Request
Could you copy every line from the material below in which "Autors" appears?

Records supplied
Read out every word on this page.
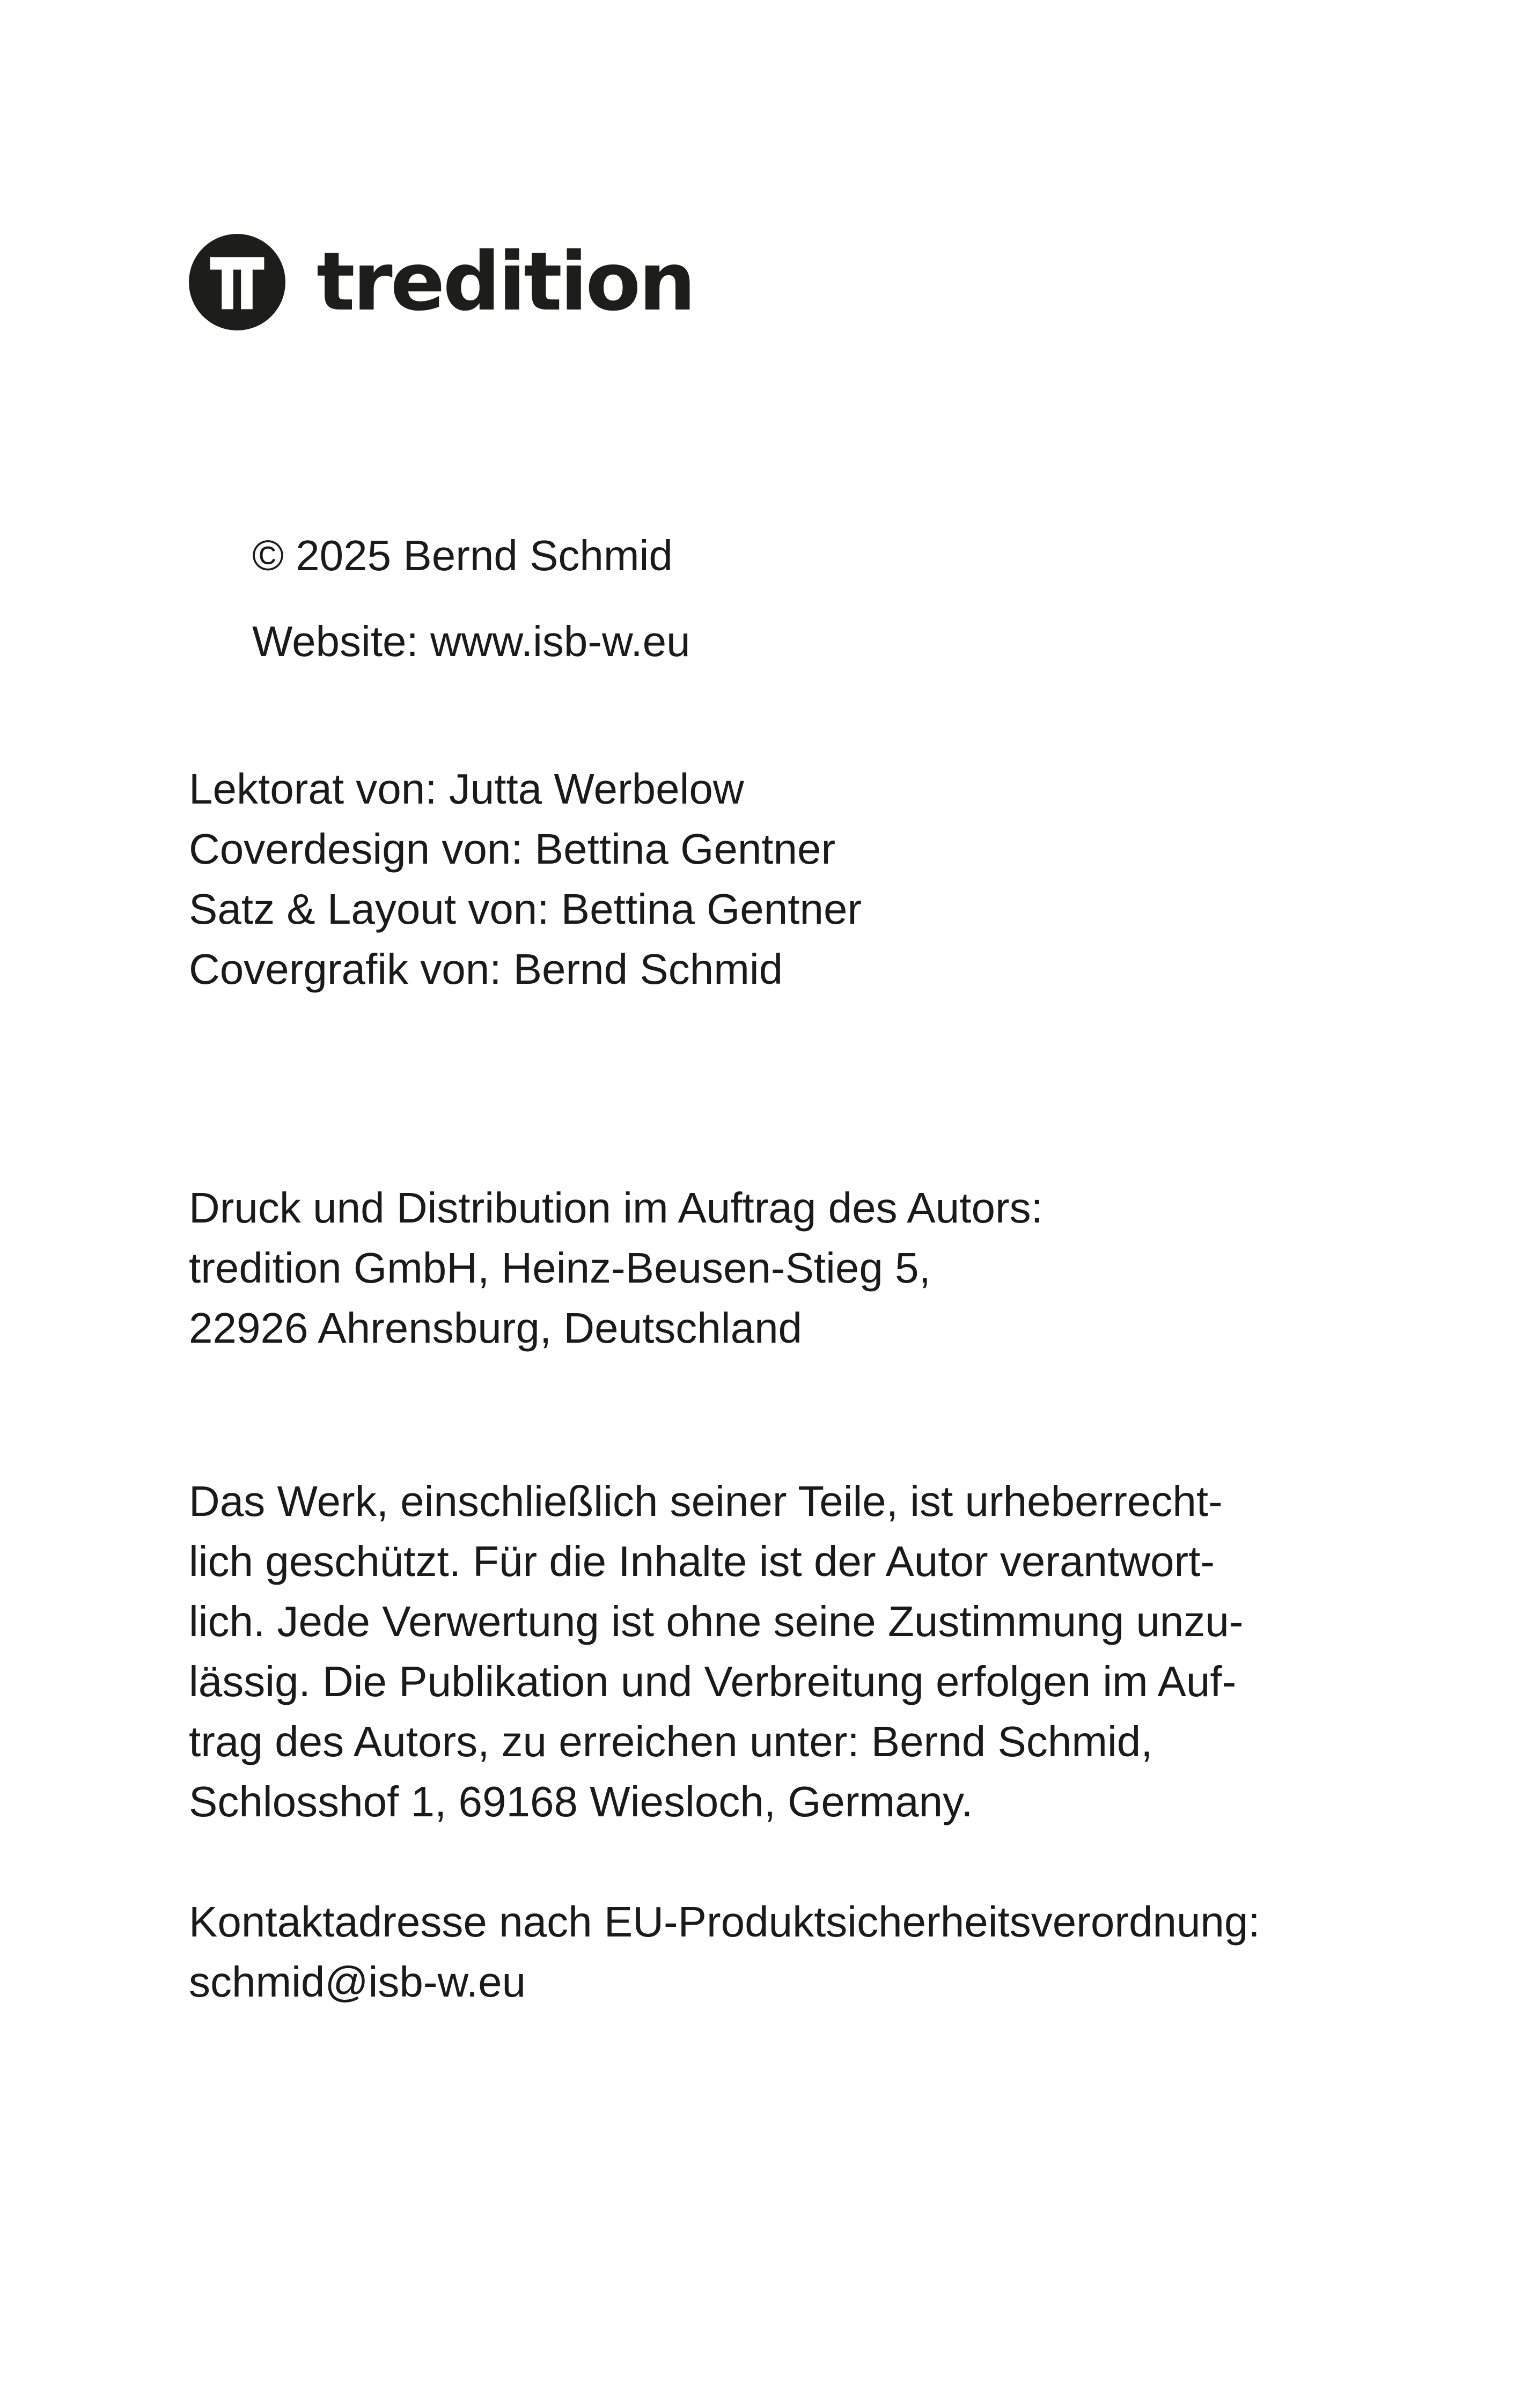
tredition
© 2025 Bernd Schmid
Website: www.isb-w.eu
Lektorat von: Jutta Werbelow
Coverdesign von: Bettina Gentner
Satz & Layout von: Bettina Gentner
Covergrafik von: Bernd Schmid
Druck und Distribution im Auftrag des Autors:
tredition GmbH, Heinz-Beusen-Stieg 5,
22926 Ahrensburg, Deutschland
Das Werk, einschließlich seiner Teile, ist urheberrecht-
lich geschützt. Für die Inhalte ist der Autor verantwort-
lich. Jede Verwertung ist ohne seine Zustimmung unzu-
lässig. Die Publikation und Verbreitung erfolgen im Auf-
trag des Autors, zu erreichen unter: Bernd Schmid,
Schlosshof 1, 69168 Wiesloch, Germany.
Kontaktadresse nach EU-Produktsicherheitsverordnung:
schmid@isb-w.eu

Solution
Druck und Distribution im Auftrag des Autors:
trag des Autors, zu erreichen unter: Bernd Schmid,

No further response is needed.